-- Start Listed entries --
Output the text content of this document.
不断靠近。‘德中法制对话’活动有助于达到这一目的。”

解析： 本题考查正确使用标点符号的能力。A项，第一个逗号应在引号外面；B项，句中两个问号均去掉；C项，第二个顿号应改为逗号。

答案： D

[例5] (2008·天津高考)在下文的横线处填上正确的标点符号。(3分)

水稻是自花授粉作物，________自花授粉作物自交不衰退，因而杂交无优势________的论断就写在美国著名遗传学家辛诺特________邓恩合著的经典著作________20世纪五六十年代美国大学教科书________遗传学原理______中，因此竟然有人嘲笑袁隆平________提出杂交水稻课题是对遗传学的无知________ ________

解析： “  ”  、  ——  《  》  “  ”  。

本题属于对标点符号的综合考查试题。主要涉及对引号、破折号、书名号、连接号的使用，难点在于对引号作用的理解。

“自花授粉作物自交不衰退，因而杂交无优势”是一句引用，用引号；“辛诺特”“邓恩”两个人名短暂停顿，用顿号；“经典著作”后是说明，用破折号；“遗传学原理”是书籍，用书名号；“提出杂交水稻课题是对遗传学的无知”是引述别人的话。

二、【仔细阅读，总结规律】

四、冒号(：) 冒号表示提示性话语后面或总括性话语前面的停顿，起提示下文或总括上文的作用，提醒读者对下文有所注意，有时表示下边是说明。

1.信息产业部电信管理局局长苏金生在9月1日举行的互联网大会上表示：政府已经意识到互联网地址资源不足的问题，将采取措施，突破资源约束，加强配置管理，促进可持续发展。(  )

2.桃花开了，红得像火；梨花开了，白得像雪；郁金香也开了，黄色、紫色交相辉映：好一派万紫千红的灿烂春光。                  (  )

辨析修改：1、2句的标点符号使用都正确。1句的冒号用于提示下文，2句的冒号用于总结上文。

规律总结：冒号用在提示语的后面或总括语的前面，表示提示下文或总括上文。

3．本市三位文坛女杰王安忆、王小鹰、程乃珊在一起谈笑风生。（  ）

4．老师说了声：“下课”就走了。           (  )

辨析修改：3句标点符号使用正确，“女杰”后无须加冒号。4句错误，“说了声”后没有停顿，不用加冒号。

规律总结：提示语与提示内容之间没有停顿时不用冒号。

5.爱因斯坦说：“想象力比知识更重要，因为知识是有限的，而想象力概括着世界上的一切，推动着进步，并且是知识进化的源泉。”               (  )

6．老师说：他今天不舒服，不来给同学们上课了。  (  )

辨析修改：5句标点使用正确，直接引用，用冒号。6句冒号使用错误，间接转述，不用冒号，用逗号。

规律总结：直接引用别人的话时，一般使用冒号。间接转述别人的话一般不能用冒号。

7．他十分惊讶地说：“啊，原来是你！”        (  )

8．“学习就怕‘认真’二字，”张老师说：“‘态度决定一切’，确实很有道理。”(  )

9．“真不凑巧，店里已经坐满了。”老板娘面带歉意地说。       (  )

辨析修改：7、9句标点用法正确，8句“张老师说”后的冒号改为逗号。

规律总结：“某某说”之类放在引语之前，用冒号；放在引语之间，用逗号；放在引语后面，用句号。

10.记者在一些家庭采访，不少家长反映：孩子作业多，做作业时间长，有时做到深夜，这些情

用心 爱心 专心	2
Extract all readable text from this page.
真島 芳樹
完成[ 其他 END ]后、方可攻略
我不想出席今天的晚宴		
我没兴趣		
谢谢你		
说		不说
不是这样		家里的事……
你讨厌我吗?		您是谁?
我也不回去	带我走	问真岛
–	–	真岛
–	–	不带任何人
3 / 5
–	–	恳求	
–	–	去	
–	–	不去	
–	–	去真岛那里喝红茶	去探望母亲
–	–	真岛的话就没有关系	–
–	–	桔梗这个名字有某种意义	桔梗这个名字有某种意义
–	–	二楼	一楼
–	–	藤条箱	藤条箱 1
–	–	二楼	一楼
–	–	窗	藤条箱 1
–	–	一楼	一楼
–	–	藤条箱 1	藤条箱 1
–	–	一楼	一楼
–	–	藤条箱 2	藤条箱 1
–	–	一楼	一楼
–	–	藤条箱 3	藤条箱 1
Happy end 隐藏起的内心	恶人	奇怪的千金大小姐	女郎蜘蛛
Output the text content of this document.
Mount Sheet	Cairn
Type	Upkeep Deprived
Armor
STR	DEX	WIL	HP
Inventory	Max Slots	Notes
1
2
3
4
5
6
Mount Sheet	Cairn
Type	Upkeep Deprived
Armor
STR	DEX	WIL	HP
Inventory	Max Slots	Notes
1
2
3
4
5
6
-- End Listed entries --
From the records above, extract every entry verbatim.

Output the text content of this document.
不断靠近。‘德中法制对话’活动有助于达到这一目的。”

解析： 本题考查正确使用标点符号的能力。A项，第一个逗号应在引号外面；B项，句中两个问号均去掉；C项，第二个顿号应改为逗号。

答案： D

[例5] (2008·天津高考)在下文的横线处填上正确的标点符号。(3分)

水稻是自花授粉作物，________自花授粉作物自交不衰退，因而杂交无优势________的论断就写在美国著名遗传学家辛诺特________邓恩合著的经典著作________20世纪五六十年代美国大学教科书________遗传学原理______中，因此竟然有人嘲笑袁隆平________提出杂交水稻课题是对遗传学的无知________ ________

解析： “  ”  、  ——  《  》  “  ”  。

本题属于对标点符号的综合考查试题。主要涉及对引号、破折号、书名号、连接号的使用，难点在于对引号作用的理解。

“自花授粉作物自交不衰退，因而杂交无优势”是一句引用，用引号；“辛诺特”“邓恩”两个人名短暂停顿，用顿号；“经典著作”后是说明，用破折号；“遗传学原理”是书籍，用书名号；“提出杂交水稻课题是对遗传学的无知”是引述别人的话。

二、【仔细阅读，总结规律】

四、冒号(：) 冒号表示提示性话语后面或总括性话语前面的停顿，起提示下文或总括上文的作用，提醒读者对下文有所注意，有时表示下边是说明。

1.信息产业部电信管理局局长苏金生在9月1日举行的互联网大会上表示：政府已经意识到互联网地址资源不足的问题，将采取措施，突破资源约束，加强配置管理，促进可持续发展。(  )

2.桃花开了，红得像火；梨花开了，白得像雪；郁金香也开了，黄色、紫色交相辉映：好一派万紫千红的灿烂春光。                  (  )

辨析修改：1、2句的标点符号使用都正确。1句的冒号用于提示下文，2句的冒号用于总结上文。

规律总结：冒号用在提示语的后面或总括语的前面，表示提示下文或总括上文。

3．本市三位文坛女杰王安忆、王小鹰、程乃珊在一起谈笑风生。（  ）

4．老师说了声：“下课”就走了。           (  )

辨析修改：3句标点符号使用正确，“女杰”后无须加冒号。4句错误，“说了声”后没有停顿，不用加冒号。

规律总结：提示语与提示内容之间没有停顿时不用冒号。

5.爱因斯坦说：“想象力比知识更重要，因为知识是有限的，而想象力概括着世界上的一切，推动着进步，并且是知识进化的源泉。”               (  )

6．老师说：他今天不舒服，不来给同学们上课了。  (  )

辨析修改：5句标点使用正确，直接引用，用冒号。6句冒号使用错误，间接转述，不用冒号，用逗号。

规律总结：直接引用别人的话时，一般使用冒号。间接转述别人的话一般不能用冒号。

7．他十分惊讶地说：“啊，原来是你！”        (  )

8．“学习就怕‘认真’二字，”张老师说：“‘态度决定一切’，确实很有道理。”(  )

9．“真不凑巧，店里已经坐满了。”老板娘面带歉意地说。       (  )

辨析修改：7、9句标点用法正确，8句“张老师说”后的冒号改为逗号。

规律总结：“某某说”之类放在引语之前，用冒号；放在引语之间，用逗号；放在引语后面，用句号。

10.记者在一些家庭采访，不少家长反映：孩子作业多，做作业时间长，有时做到深夜，这些情

用心 爱心 专心	2
Extract all readable text from this page.
真島 芳樹
完成[ 其他 END ]后、方可攻略
我不想出席今天的晚宴		
我没兴趣		
谢谢你		
说		不说
不是这样		家里的事……
你讨厌我吗?		您是谁?
我也不回去	带我走	问真岛
–	–	真岛
–	–	不带任何人
3 / 5
–	–	恳求	
–	–	去	
–	–	不去	
–	–	去真岛那里喝红茶	去探望母亲
–	–	真岛的话就没有关系	–
–	–	桔梗这个名字有某种意义	桔梗这个名字有某种意义
–	–	二楼	一楼
–	–	藤条箱	藤条箱 1
–	–	二楼	一楼
–	–	窗	藤条箱 1
–	–	一楼	一楼
–	–	藤条箱 1	藤条箱 1
–	–	一楼	一楼
–	–	藤条箱 2	藤条箱 1
–	–	一楼	一楼
–	–	藤条箱 3	藤条箱 1
Happy end 隐藏起的内心	恶人	奇怪的千金大小姐	女郎蜘蛛
Output the text content of this document.
Mount Sheet	Cairn
Type	Upkeep Deprived
Armor
STR	DEX	WIL	HP
Inventory	Max Slots	Notes
1
2
3
4
5
6
Mount Sheet	Cairn
Type	Upkeep Deprived
Armor
STR	DEX	WIL	HP
Inventory	Max Slots	Notes
1
2
3
4
5
6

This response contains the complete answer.